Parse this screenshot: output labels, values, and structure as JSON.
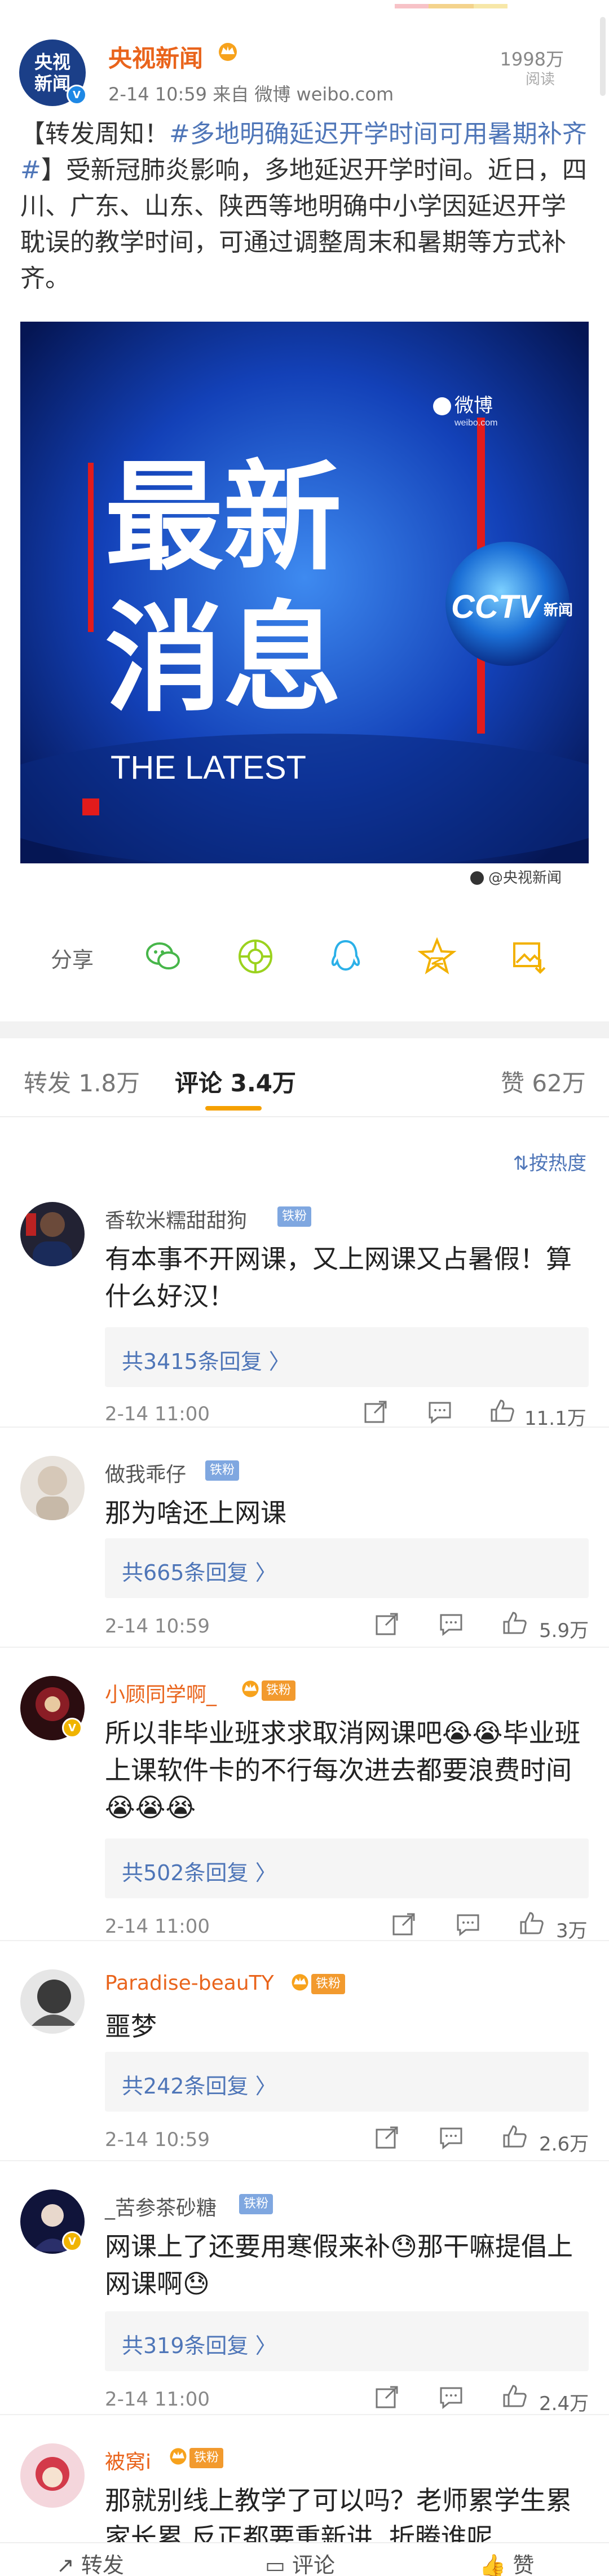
{
  "post": {
    "author": "央视新闻",
    "avatar_text_line1": "央视",
    "avatar_text_line2": "新闻",
    "meta": "2-14 10:59  来自 微博 weibo.com",
    "read_count": "1998万",
    "read_label": "阅读",
    "text_lead": "【转发周知！",
    "text_tag": "#多地明确延迟开学时间可用暑期补齐#",
    "text_body": "】受新冠肺炎影响，多地延迟开学时间。近日，四川、广东、山东、陕西等地明确中小学因延迟开学耽误的教学时间，可通过调整周末和暑期等方式补齐。",
    "image": {
      "headline_line1": "最新",
      "headline_line2": "消息",
      "subtitle": "THE LATEST",
      "logo_text": "微博",
      "logo_sub": "weibo.com",
      "cctv_text": "CCTV",
      "cctv_news": "新闻",
      "watermark": "@央视新闻"
    }
  },
  "share": {
    "label": "分享",
    "icons": [
      "wechat-icon",
      "moments-icon",
      "qq-icon",
      "qzone-icon",
      "save-image-icon"
    ]
  },
  "tabs": {
    "repost": "转发 1.8万",
    "comment": "评论 3.4万",
    "like": "赞 62万"
  },
  "sort": {
    "label": "按热度"
  },
  "colors": {
    "accent": "#f5a000",
    "link": "#4f76b8",
    "author_orange": "#e9641c"
  },
  "comments": [
    {
      "name": "香软米糯甜甜狗",
      "badge": "铁粉",
      "text": "有本事不开网课，又上网课又占暑假！算什么好汉！",
      "replies": "共3415条回复 〉",
      "time": "2-14 11:00",
      "likes": "11.1万"
    },
    {
      "name": "做我乖仔",
      "badge": "铁粉",
      "text": "那为啥还上网课",
      "replies": "共665条回复 〉",
      "time": "2-14 10:59",
      "likes": "5.9万"
    },
    {
      "name": "小顾同学啊_",
      "badge": "铁粉",
      "text": "所以非毕业班求求取消网课吧😭😭毕业班上课软件卡的不行每次进去都要浪费时间😭😭😭",
      "replies": "共502条回复 〉",
      "time": "2-14 11:00",
      "likes": "3万"
    },
    {
      "name": "Paradise-beauTY",
      "badge": "铁粉",
      "text": "噩梦",
      "replies": "共242条回复 〉",
      "time": "2-14 10:59",
      "likes": "2.6万"
    },
    {
      "name": "_苦参茶砂糖",
      "badge": "铁粉",
      "text": "网课上了还要用寒假来补😓那干嘛提倡上网课啊😓",
      "replies": "共319条回复 〉",
      "time": "2-14 11:00",
      "likes": "2.4万"
    },
    {
      "name": "被窝i",
      "badge": "铁粉",
      "text": "那就别线上教学了可以吗？老师累学生累家长累 反正都要重新讲. 折腾谁呢",
      "replies": "",
      "time": "",
      "likes": ""
    }
  ],
  "bottom_bar": {
    "repost": "转发",
    "comment": "评论",
    "like": "赞"
  }
}
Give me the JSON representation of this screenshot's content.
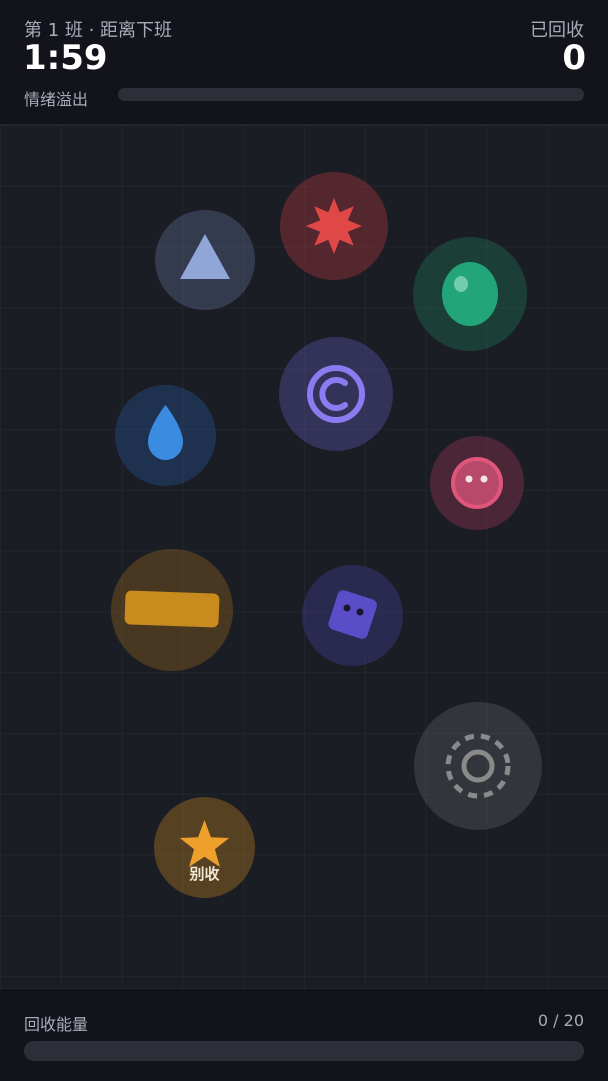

§ **GIVEN EXERCISE**: Reproduce every line exactly and omit all pictures.

§ **TASK RESULT**:
Parse this screenshot: output labels, values, and structure as JSON.
{
  "post": {
    "author": "央视新闻",
    "avatar_text_line1": "央视",
    "avatar_text_line2": "新闻",
    "meta": "2-14 10:59  来自 微博 weibo.com",
    "read_count": "1998万",
    "read_label": "阅读",
    "text_lead": "【转发周知！",
    "text_tag": "#多地明确延迟开学时间可用暑期补齐#",
    "text_body": "】受新冠肺炎影响，多地延迟开学时间。近日，四川、广东、山东、陕西等地明确中小学因延迟开学耽误的教学时间，可通过调整周末和暑期等方式补齐。",
    "image": {
      "headline_line1": "最新",
      "headline_line2": "消息",
      "subtitle": "THE LATEST",
      "logo_text": "微博",
      "logo_sub": "weibo.com",
      "cctv_text": "CCTV",
      "cctv_news": "新闻",
      "watermark": "@央视新闻"
    }
  },
  "share": {
    "label": "分享",
    "icons": [
      "wechat-icon",
      "moments-icon",
      "qq-icon",
      "qzone-icon",
      "save-image-icon"
    ]
  },
  "tabs": {
    "repost": "转发 1.8万",
    "comment": "评论 3.4万",
    "like": "赞 62万"
  },
  "sort": {
    "label": "按热度"
  },
  "colors": {
    "accent": "#f5a000",
    "link": "#4f76b8",
    "author_orange": "#e9641c"
  },
  "comments": [
    {
      "name": "香软米糯甜甜狗",
      "badge": "铁粉",
      "text": "有本事不开网课，又上网课又占暑假！算什么好汉！",
      "replies": "共3415条回复 〉",
      "time": "2-14 11:00",
      "likes": "11.1万"
    },
    {
      "name": "做我乖仔",
      "badge": "铁粉",
      "text": "那为啥还上网课",
      "replies": "共665条回复 〉",
      "time": "2-14 10:59",
      "likes": "5.9万"
    },
    {
      "name": "小顾同学啊_",
      "badge": "铁粉",
      "text": "所以非毕业班求求取消网课吧😭😭毕业班上课软件卡的不行每次进去都要浪费时间😭😭😭",
      "replies": "共502条回复 〉",
      "time": "2-14 11:00",
      "likes": "3万"
    },
    {
      "name": "Paradise-beauTY",
      "badge": "铁粉",
      "text": "噩梦",
      "replies": "共242条回复 〉",
      "time": "2-14 10:59",
      "likes": "2.6万"
    },
    {
      "name": "_苦参茶砂糖",
      "badge": "铁粉",
      "text": "网课上了还要用寒假来补😓那干嘛提倡上网课啊😓",
      "replies": "共319条回复 〉",
      "time": "2-14 11:00",
      "likes": "2.4万"
    },
    {
      "name": "被窝i",
      "badge": "铁粉",
      "text": "那就别线上教学了可以吗？老师累学生累家长累 反正都要重新讲. 折腾谁呢",
      "replies": "",
      "time": "",
      "likes": ""
    }
  ],
  "bottom_bar": {
    "repost": "转发",
    "comment": "评论",
    "like": "赞"
  }
}
Give me the JSON representation of this screenshot's content.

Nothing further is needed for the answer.